[Entries with figure data]

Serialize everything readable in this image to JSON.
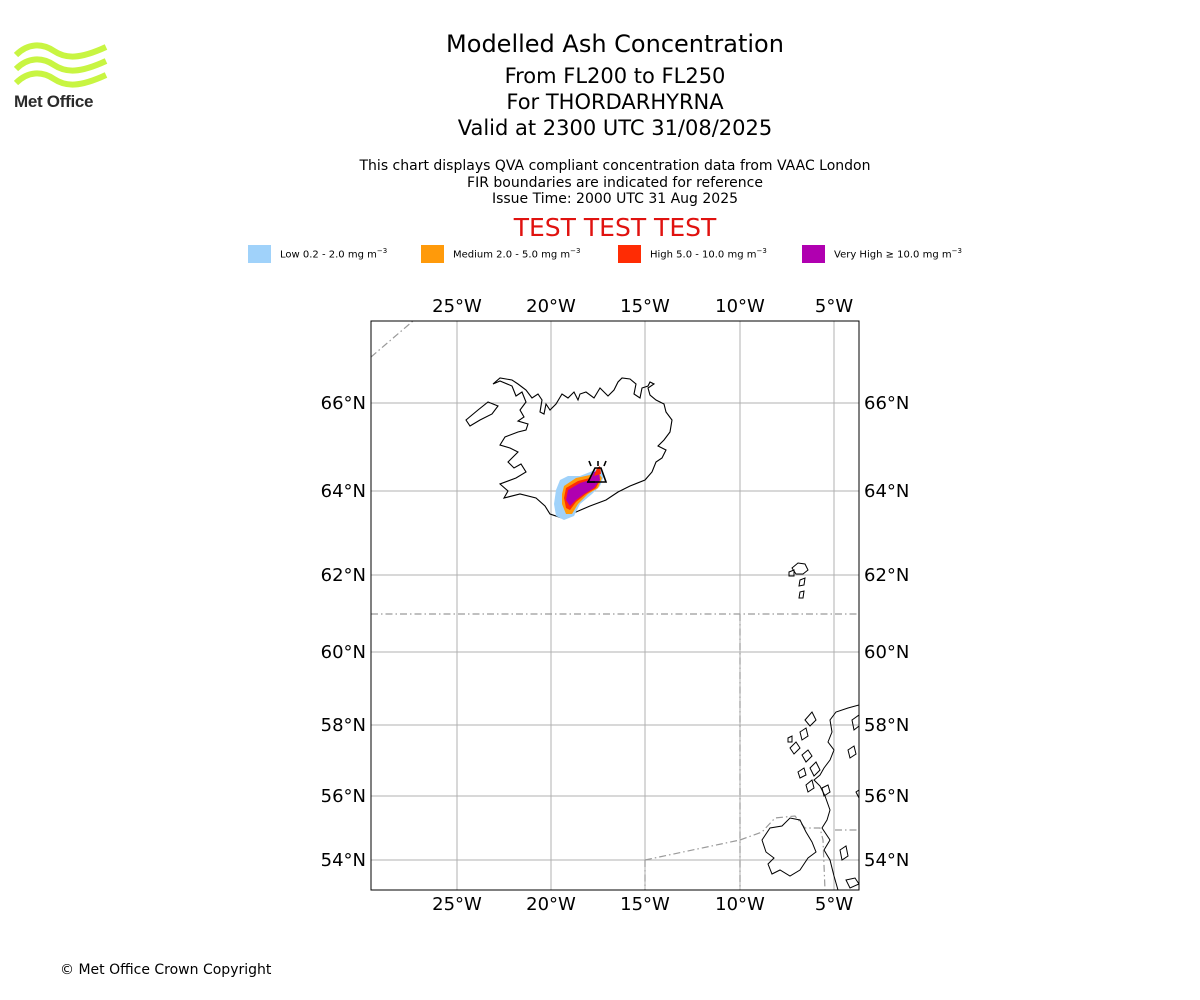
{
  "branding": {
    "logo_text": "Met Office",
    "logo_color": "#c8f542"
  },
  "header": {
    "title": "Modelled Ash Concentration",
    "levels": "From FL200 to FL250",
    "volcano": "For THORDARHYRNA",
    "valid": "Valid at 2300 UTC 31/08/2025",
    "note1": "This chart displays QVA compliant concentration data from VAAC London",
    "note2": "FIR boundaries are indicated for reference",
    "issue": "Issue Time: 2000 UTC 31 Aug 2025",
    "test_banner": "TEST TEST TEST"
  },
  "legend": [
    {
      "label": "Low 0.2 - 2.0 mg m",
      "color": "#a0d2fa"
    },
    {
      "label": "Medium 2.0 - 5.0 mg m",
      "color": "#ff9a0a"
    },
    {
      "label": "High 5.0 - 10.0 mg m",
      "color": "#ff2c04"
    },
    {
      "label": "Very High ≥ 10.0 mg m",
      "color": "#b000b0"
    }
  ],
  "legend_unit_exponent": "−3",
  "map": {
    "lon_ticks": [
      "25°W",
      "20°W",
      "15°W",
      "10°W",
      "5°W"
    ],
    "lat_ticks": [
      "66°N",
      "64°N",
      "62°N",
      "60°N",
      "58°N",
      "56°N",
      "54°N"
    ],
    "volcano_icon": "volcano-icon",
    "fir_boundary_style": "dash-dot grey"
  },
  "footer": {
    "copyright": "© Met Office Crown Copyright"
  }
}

Directive:
Print all of the entries word for word. Skip any images they contain.

Finished exercise:
Serialize everything readable in this image to JSON.
{
  "branding": {
    "logo_text": "Met Office",
    "logo_color": "#c8f542"
  },
  "header": {
    "title": "Modelled Ash Concentration",
    "levels": "From FL200 to FL250",
    "volcano": "For THORDARHYRNA",
    "valid": "Valid at 2300 UTC 31/08/2025",
    "note1": "This chart displays QVA compliant concentration data from VAAC London",
    "note2": "FIR boundaries are indicated for reference",
    "issue": "Issue Time: 2000 UTC 31 Aug 2025",
    "test_banner": "TEST TEST TEST"
  },
  "legend": [
    {
      "label": "Low 0.2 - 2.0 mg m",
      "color": "#a0d2fa"
    },
    {
      "label": "Medium 2.0 - 5.0 mg m",
      "color": "#ff9a0a"
    },
    {
      "label": "High 5.0 - 10.0 mg m",
      "color": "#ff2c04"
    },
    {
      "label": "Very High ≥ 10.0 mg m",
      "color": "#b000b0"
    }
  ],
  "legend_unit_exponent": "−3",
  "map": {
    "lon_ticks": [
      "25°W",
      "20°W",
      "15°W",
      "10°W",
      "5°W"
    ],
    "lat_ticks": [
      "66°N",
      "64°N",
      "62°N",
      "60°N",
      "58°N",
      "56°N",
      "54°N"
    ],
    "volcano_icon": "volcano-icon",
    "fir_boundary_style": "dash-dot grey"
  },
  "footer": {
    "copyright": "© Met Office Crown Copyright"
  }
}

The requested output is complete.